● **Dataset records**:
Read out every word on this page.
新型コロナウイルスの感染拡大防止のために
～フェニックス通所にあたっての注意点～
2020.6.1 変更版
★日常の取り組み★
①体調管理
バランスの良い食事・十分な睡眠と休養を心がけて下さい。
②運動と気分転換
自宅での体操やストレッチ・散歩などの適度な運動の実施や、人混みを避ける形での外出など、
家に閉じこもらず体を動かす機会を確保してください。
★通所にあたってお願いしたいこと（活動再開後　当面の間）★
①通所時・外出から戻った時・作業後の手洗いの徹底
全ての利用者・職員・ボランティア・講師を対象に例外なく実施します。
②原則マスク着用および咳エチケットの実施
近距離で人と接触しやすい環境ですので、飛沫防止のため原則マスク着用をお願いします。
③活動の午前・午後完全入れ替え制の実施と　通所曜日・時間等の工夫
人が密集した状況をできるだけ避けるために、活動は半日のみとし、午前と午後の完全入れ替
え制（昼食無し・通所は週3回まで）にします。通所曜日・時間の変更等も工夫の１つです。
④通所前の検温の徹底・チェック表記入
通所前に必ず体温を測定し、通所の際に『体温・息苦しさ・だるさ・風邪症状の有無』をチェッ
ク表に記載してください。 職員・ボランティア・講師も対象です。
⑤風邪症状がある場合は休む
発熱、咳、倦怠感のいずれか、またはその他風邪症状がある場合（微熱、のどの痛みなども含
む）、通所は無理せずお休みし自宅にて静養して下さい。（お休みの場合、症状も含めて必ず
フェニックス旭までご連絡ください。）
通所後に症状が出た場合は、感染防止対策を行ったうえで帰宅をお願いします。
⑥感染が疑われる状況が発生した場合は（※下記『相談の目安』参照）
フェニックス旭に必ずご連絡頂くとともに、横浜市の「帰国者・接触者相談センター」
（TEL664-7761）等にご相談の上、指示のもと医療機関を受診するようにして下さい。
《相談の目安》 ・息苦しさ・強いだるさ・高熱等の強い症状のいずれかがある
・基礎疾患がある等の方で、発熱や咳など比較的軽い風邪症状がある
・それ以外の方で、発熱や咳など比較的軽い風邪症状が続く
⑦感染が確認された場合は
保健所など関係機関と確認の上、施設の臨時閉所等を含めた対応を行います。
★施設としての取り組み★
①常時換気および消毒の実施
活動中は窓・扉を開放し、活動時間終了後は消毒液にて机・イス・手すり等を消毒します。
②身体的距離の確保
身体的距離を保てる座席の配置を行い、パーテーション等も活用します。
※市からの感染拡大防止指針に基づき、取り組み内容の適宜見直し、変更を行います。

● **Work to be completed**:
Return all the data above once more, precisely as given.

● **Exercise output**:
Read out every word on this page.
新型コロナウイルスの感染拡大防止のために
～フェニックス通所にあたっての注意点～
2020.6.1 変更版
★日常の取り組み★
①体調管理
バランスの良い食事・十分な睡眠と休養を心がけて下さい。
②運動と気分転換
自宅での体操やストレッチ・散歩などの適度な運動の実施や、人混みを避ける形での外出など、
家に閉じこもらず体を動かす機会を確保してください。
★通所にあたってお願いしたいこと（活動再開後　当面の間）★
①通所時・外出から戻った時・作業後の手洗いの徹底
全ての利用者・職員・ボランティア・講師を対象に例外なく実施します。
②原則マスク着用および咳エチケットの実施
近距離で人と接触しやすい環境ですので、飛沫防止のため原則マスク着用をお願いします。
③活動の午前・午後完全入れ替え制の実施と　通所曜日・時間等の工夫
人が密集した状況をできるだけ避けるために、活動は半日のみとし、午前と午後の完全入れ替
え制（昼食無し・通所は週3回まで）にします。通所曜日・時間の変更等も工夫の１つです。
④通所前の検温の徹底・チェック表記入
通所前に必ず体温を測定し、通所の際に『体温・息苦しさ・だるさ・風邪症状の有無』をチェッ
ク表に記載してください。 職員・ボランティア・講師も対象です。
⑤風邪症状がある場合は休む
発熱、咳、倦怠感のいずれか、またはその他風邪症状がある場合（微熱、のどの痛みなども含
む）、通所は無理せずお休みし自宅にて静養して下さい。（お休みの場合、症状も含めて必ず
フェニックス旭までご連絡ください。）
通所後に症状が出た場合は、感染防止対策を行ったうえで帰宅をお願いします。
⑥感染が疑われる状況が発生した場合は（※下記『相談の目安』参照）
フェニックス旭に必ずご連絡頂くとともに、横浜市の「帰国者・接触者相談センター」
（TEL664-7761）等にご相談の上、指示のもと医療機関を受診するようにして下さい。
《相談の目安》 ・息苦しさ・強いだるさ・高熱等の強い症状のいずれかがある
・基礎疾患がある等の方で、発熱や咳など比較的軽い風邪症状がある
・それ以外の方で、発熱や咳など比較的軽い風邪症状が続く
⑦感染が確認された場合は
保健所など関係機関と確認の上、施設の臨時閉所等を含めた対応を行います。
★施設としての取り組み★
①常時換気および消毒の実施
活動中は窓・扉を開放し、活動時間終了後は消毒液にて机・イス・手すり等を消毒します。
②身体的距離の確保
身体的距離を保てる座席の配置を行い、パーテーション等も活用します。
※市からの感染拡大防止指針に基づき、取り組み内容の適宜見直し、変更を行います。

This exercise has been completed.